Source records:

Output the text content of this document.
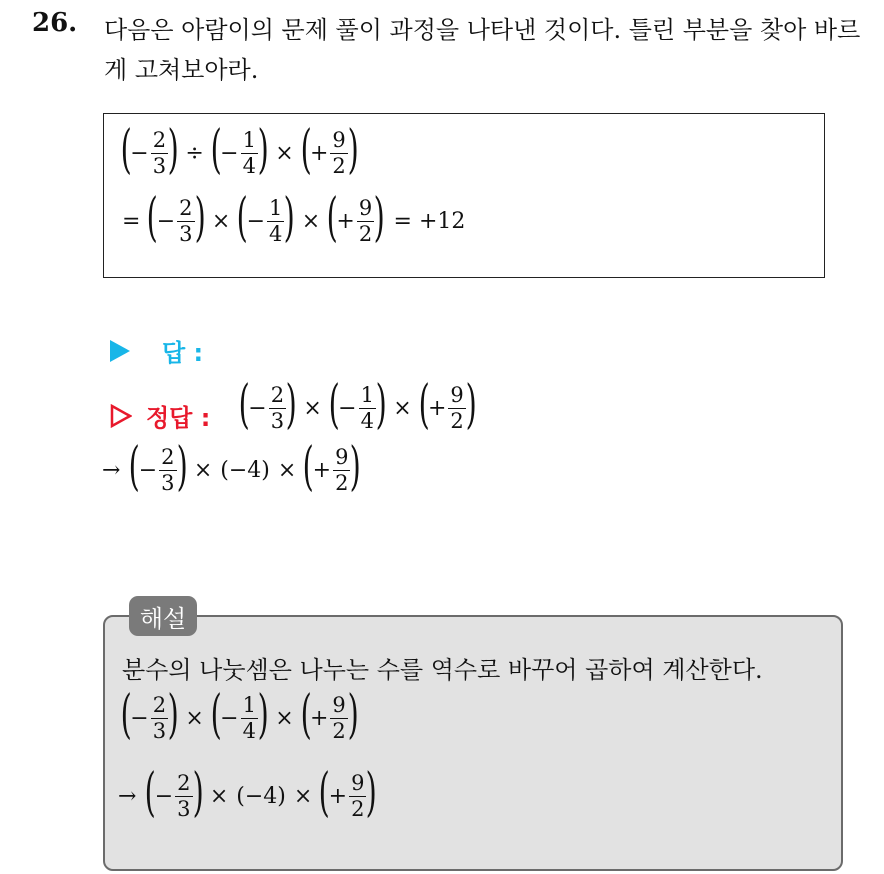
26. 다음은 아람이의 문제 풀이 과정을 나타낸 것이다. 틀린 부분을 찾아 바르게 고쳐보아라.
(
− $\frac{2}{3}$ ) ÷ (
− $\frac{1}{4}$ ) × (
+ $\frac{9}{2}$ )
= (
− $\frac{2}{3}$ ) × (
− $\frac{1}{4}$ ) × (
+ $\frac{9}{2}$ ) = +12
답 :
정답 : (
− $\frac{2}{3}$ ) × (
− $\frac{1}{4}$ ) × (
+ $\frac{9}{2}$ )
→ (
− $\frac{2}{3}$ ) × (−4) × (
+ $\frac{9}{2}$ )
해설
분수의 나눗셈은 나누는 수를 역수로 바꾸어 곱하여 계산한다.
(
− $\frac{2}{3}$ ) × (
− $\frac{1}{4}$ ) × (
+ $\frac{9}{2}$ )
→ (
− $\frac{2}{3}$ ) × (−4) × (
+ $\frac{9}{2}$ )
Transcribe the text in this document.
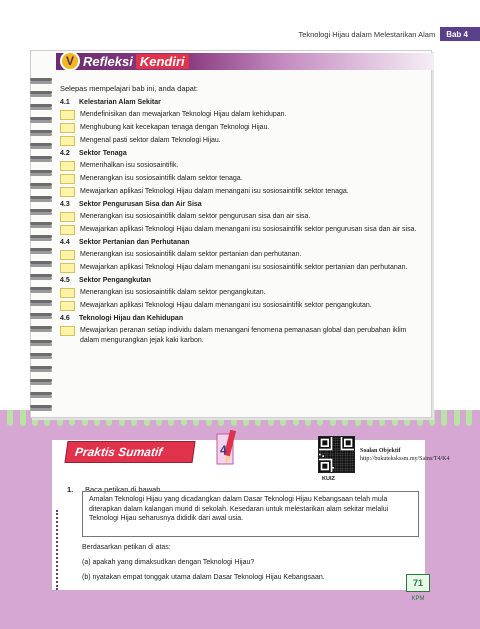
Teknologi Hijau dalam Melestarikan Alam	Bab 4
V Refleksi Kendiri
Selepas mempelajari bab ini, anda dapat:
4.1	Kelestarian Alam Sekitar
Mendefinisikan dan mewajarkan Teknologi Hijau dalam kehidupan.
Menghubung kait kecekapan tenaga dengan Teknologi Hijau.
Mengenal pasti sektor dalam Teknologi Hijau.
4.2	Sektor Tenaga
Memerihalkan isu sosiosaintifik.
Menerangkan isu sosiosaintifik dalam sektor tenaga.
Mewajarkan aplikasi Teknologi Hijau dalam menangani isu sosiosaintifik sektor tenaga.
4.3	Sektor Pengurusan Sisa dan Air Sisa
Menerangkan isu sosiosaintifik dalam sektor pengurusan sisa dan air sisa.
Mewajarkan aplikasi Teknologi Hijau dalam menangani isu sosiosaintifik sektor pengurusan sisa dan air sisa.
4.4	Sektor Pertanian dan Perhutanan
Menerangkan isu sosiosaintifik dalam sektor pertanian dan perhutanan.
Mewajarkan aplikasi Teknologi Hijau dalam menangani isu sosiosaintifik sektor pertanian dan perhutanan.
4.5	Sektor Pengangkutan
Menerangkan isu sosiosaintifik dalam sektor pengangkutan.
Mewajarkan aplikasi Teknologi Hijau dalam menangani isu sosiosaintifik sektor pengangkutan.
4.6	Teknologi Hijau dan Kehidupan
Mewajarkan peranan setiap individu dalam menangani fenomena pemanasan global dan perubahan iklim dalam mengurangkan jejak kaki karbon.
Praktis Sumatif	4
KUIZ
Soalan Objektif
http://bukutekskssm.my/Sains/T4/K4
1.	Baca petikan di bawah.
Amalan Teknologi Hijau yang dicadangkan dalam Dasar Teknologi Hijau Kebangsaan telah mula diterapkan dalam kalangan murid di sekolah. Kesedaran untuk melestarikan alam sekitar melalui Teknologi Hijau seharusnya dididik dari awal usia.
Berdasarkan petikan di atas:
(a) apakah yang dimaksudkan dengan Teknologi Hijau?
(b) nyatakan empat tonggak utama dalam Dasar Teknologi Hijau Kebangsaan.
71
KPM
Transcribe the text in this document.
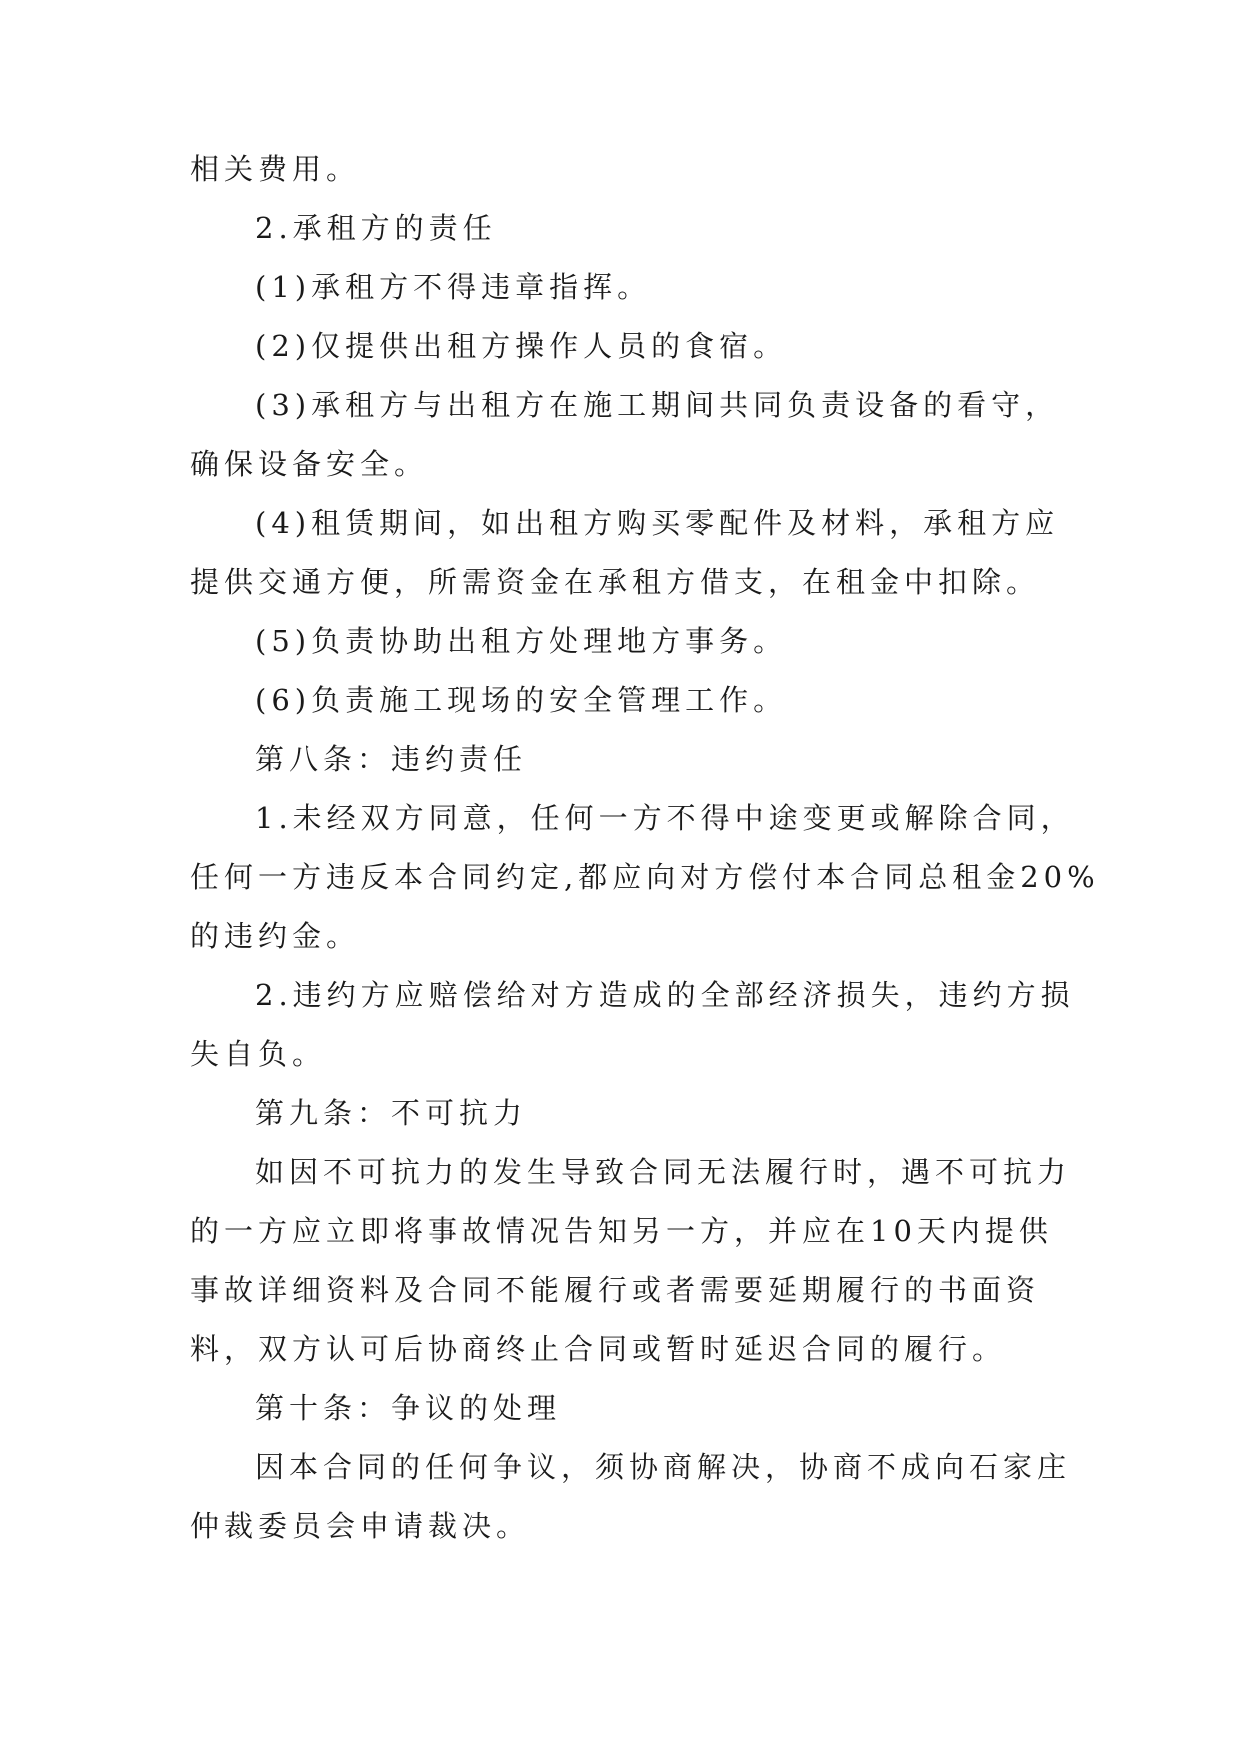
相关费用。
2.承租方的责任
(1)承租方不得违章指挥。
(2)仅提供出租方操作人员的食宿。
(3)承租方与出租方在施工期间共同负责设备的看守，
确保设备安全。
(4)租赁期间，如出租方购买零配件及材料，承租方应
提供交通方便，所需资金在承租方借支，在租金中扣除。
(5)负责协助出租方处理地方事务。
(6)负责施工现场的安全管理工作。
第八条：违约责任
1.未经双方同意，任何一方不得中途变更或解除合同，
任何一方违反本合同约定,都应向对方偿付本合同总租金20%
的违约金。
2.违约方应赔偿给对方造成的全部经济损失，违约方损
失自负。
第九条：不可抗力
如因不可抗力的发生导致合同无法履行时，遇不可抗力
的一方应立即将事故情况告知另一方，并应在10天内提供
事故详细资料及合同不能履行或者需要延期履行的书面资
料，双方认可后协商终止合同或暂时延迟合同的履行。
第十条：争议的处理
因本合同的任何争议，须协商解决，协商不成向石家庄
仲裁委员会申请裁决。
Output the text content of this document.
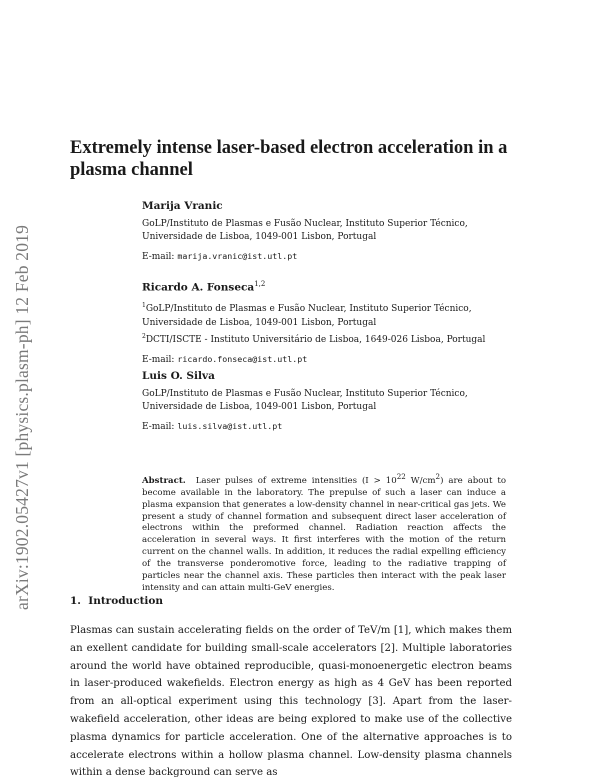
arXiv:1902.05427v1 [physics.plasm-ph] 12 Feb 2019
Extremely intense laser-based electron acceleration in a plasma channel
Marija Vranic
GoLP/Instituto de Plasmas e Fusão Nuclear, Instituto Superior Técnico,
Universidade de Lisboa, 1049-001 Lisbon, Portugal
E-mail: marija.vranic@ist.utl.pt
Ricardo A. Fonseca$^{1,2}$
$^1$GoLP/Instituto de Plasmas e Fusão Nuclear, Instituto Superior Técnico,
Universidade de Lisboa, 1049-001 Lisbon, Portugal
$^2$DCTI/ISCTE - Instituto Universitário de Lisboa, 1649-026 Lisboa, Portugal
E-mail: ricardo.fonseca@ist.utl.pt
Luis O. Silva
GoLP/Instituto de Plasmas e Fusão Nuclear, Instituto Superior Técnico,
Universidade de Lisboa, 1049-001 Lisbon, Portugal
E-mail: luis.silva@ist.utl.pt

Abstract. Laser pulses of extreme intensities ($I > 10^{22}$ $W/cm^2$) are about to become available in the laboratory. The prepulse of such a laser can induce a plasma expansion that generates a low-density channel in near-critical gas jets. We present a study of channel formation and subsequent direct laser acceleration of electrons within the preformed channel. Radiation reaction affects the acceleration in several ways. It first interferes with the motion of the return current on the channel walls. In addition, it reduces the radial expelling efficiency of the transverse ponderomotive force, leading to the radiative trapping of particles near the channel axis. These particles then interact with the peak laser intensity and can attain multi-GeV energies.

1. Introduction

Plasmas can sustain accelerating fields on the order of TeV/m [1], which makes them an exellent candidate for building small-scale accelerators [2]. Multiple laboratories around the world have obtained reproducible, quasi-monoenergetic electron beams in laser-produced wakefields. Electron energy as high as 4 GeV has been reported from an all-optical experiment using this technology [3]. Apart from the laser-wakefield acceleration, other ideas are being explored to make use of the collective plasma dynamics for particle acceleration. One of the alternative approaches is to accelerate electrons within a hollow plasma channel. Low-density plasma channels within a dense background can serve as
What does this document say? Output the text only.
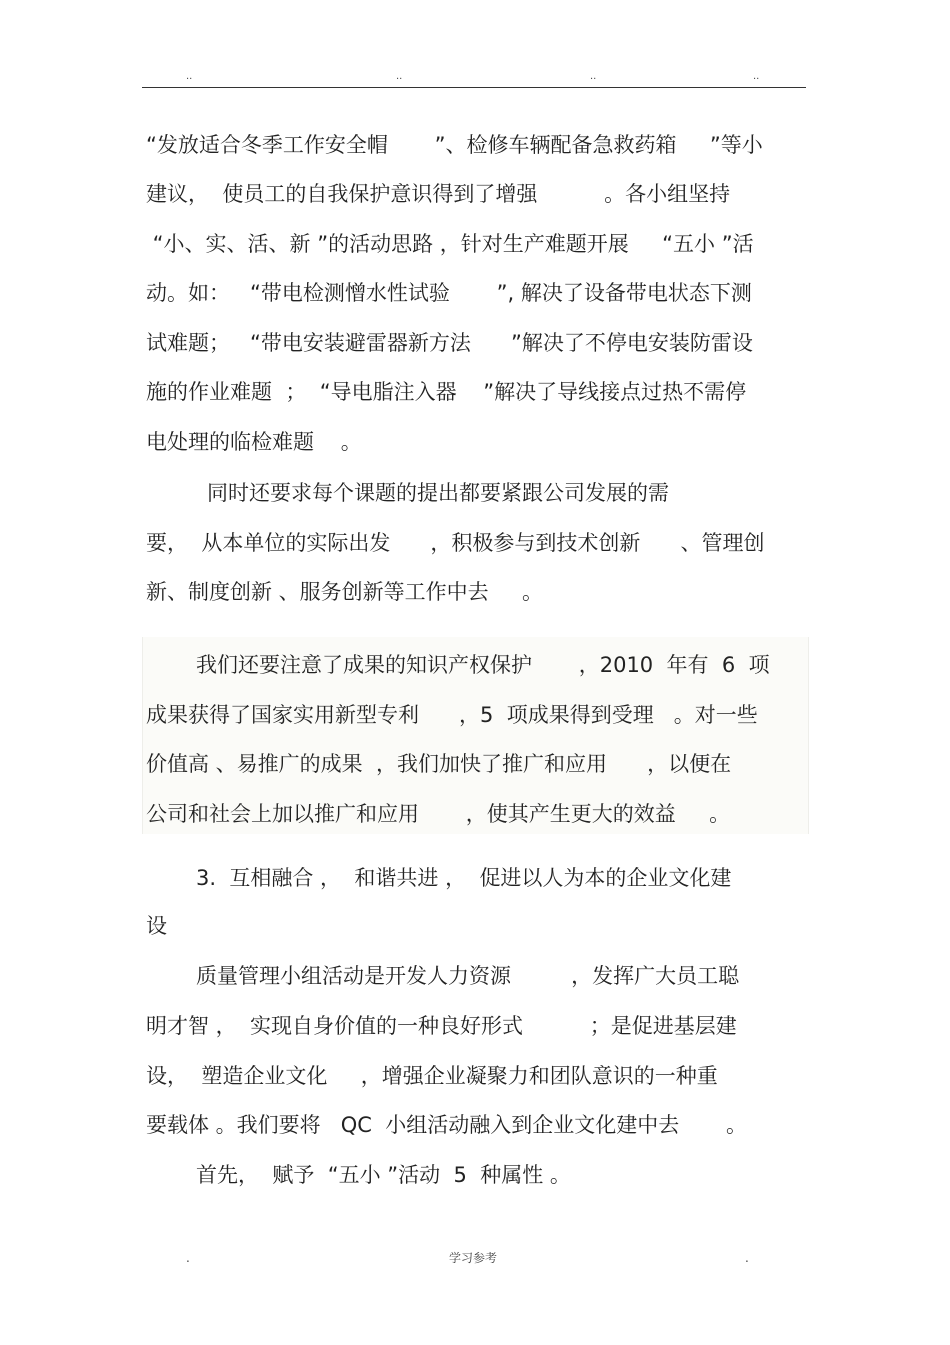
..	..	..	..
“发放适合冬季工作安全帽       ”、检修车辆配备急救药箱     ”等小
建议，  使员工的自我保护意识得到了增强          。各小组坚持
“小、实、活、新 ”的活动思路 ，针对生产难题开展     “五小 ”活
动。如：   “带电检测憎水性试验       ”, 解决了设备带电状态下测
试难题；   “带电安装避雷器新方法      ”解决了不停电安装防雷设
施的作业难题  ；  “导电脂注入器    ”解决了导线接点过热不需停
电处理的临检难题    。
同时还要求每个课题的提出都要紧跟公司发展的需
要，  从本单位的实际出发      ，积极参与到技术创新      、管理创
新、制度创新 、服务创新等工作中去     。
我们还要注意了成果的知识产权保护       ，2010  年有  6  项
成果获得了国家实用新型专利      ，5  项成果得到受理   。对一些
价值高 、易推广的成果  ，我们加快了推广和应用      ，以便在
公司和社会上加以推广和应用       ，使其产生更大的效益     。
3.  互相融合 ，  和谐共进 ，  促进以人为本的企业文化建
设
质量管理小组活动是开发人力资源         ，发挥广大员工聪
明才智 ，  实现自身价值的一种良好形式          ；是促进基层建
设，  塑造企业文化     ，增强企业凝聚力和团队意识的一种重
要载体 。我们要将   QC  小组活动融入到企业文化建中去       。
首先，  赋予  “五小 ”活动  5  种属性 。
.	学习参考	.
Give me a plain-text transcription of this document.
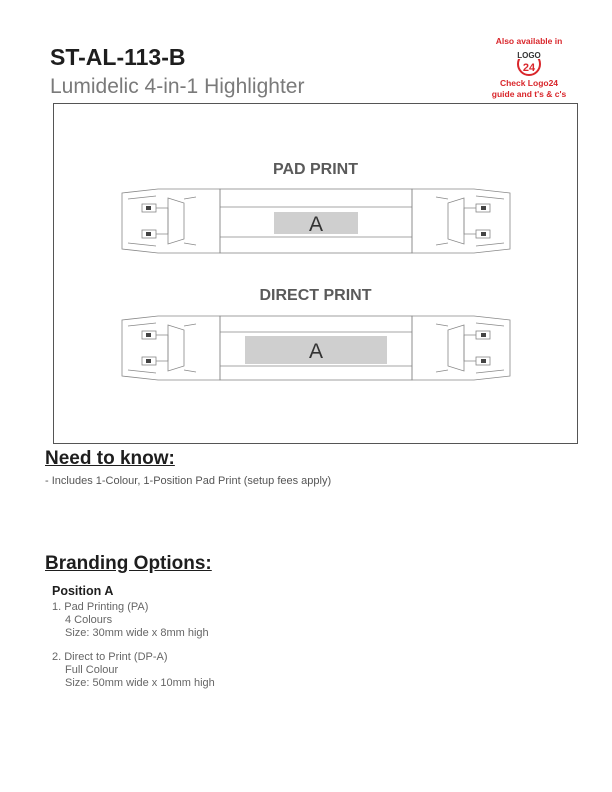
ST-AL-113-B
Lumidelic 4-in-1 Highlighter
Also available in
LOGO
24
Check Logo24
guide and t's & c's
PAD PRINT
A
DIRECT PRINT
A
Need to know:
- Includes 1-Colour, 1-Position Pad Print (setup fees apply)
Branding Options:
Position A
1. Pad Printing (PA)
4 Colours
Size: 30mm wide x 8mm high
2. Direct to Print (DP-A)
Full Colour
Size: 50mm wide x 10mm high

### WORK TO DO:
From the entries above, copy each line holding "Position".

### OUTPUT FOR THIS EXERCISE:
- Includes 1-Colour, 1-Position Pad Print (setup fees apply)
Position A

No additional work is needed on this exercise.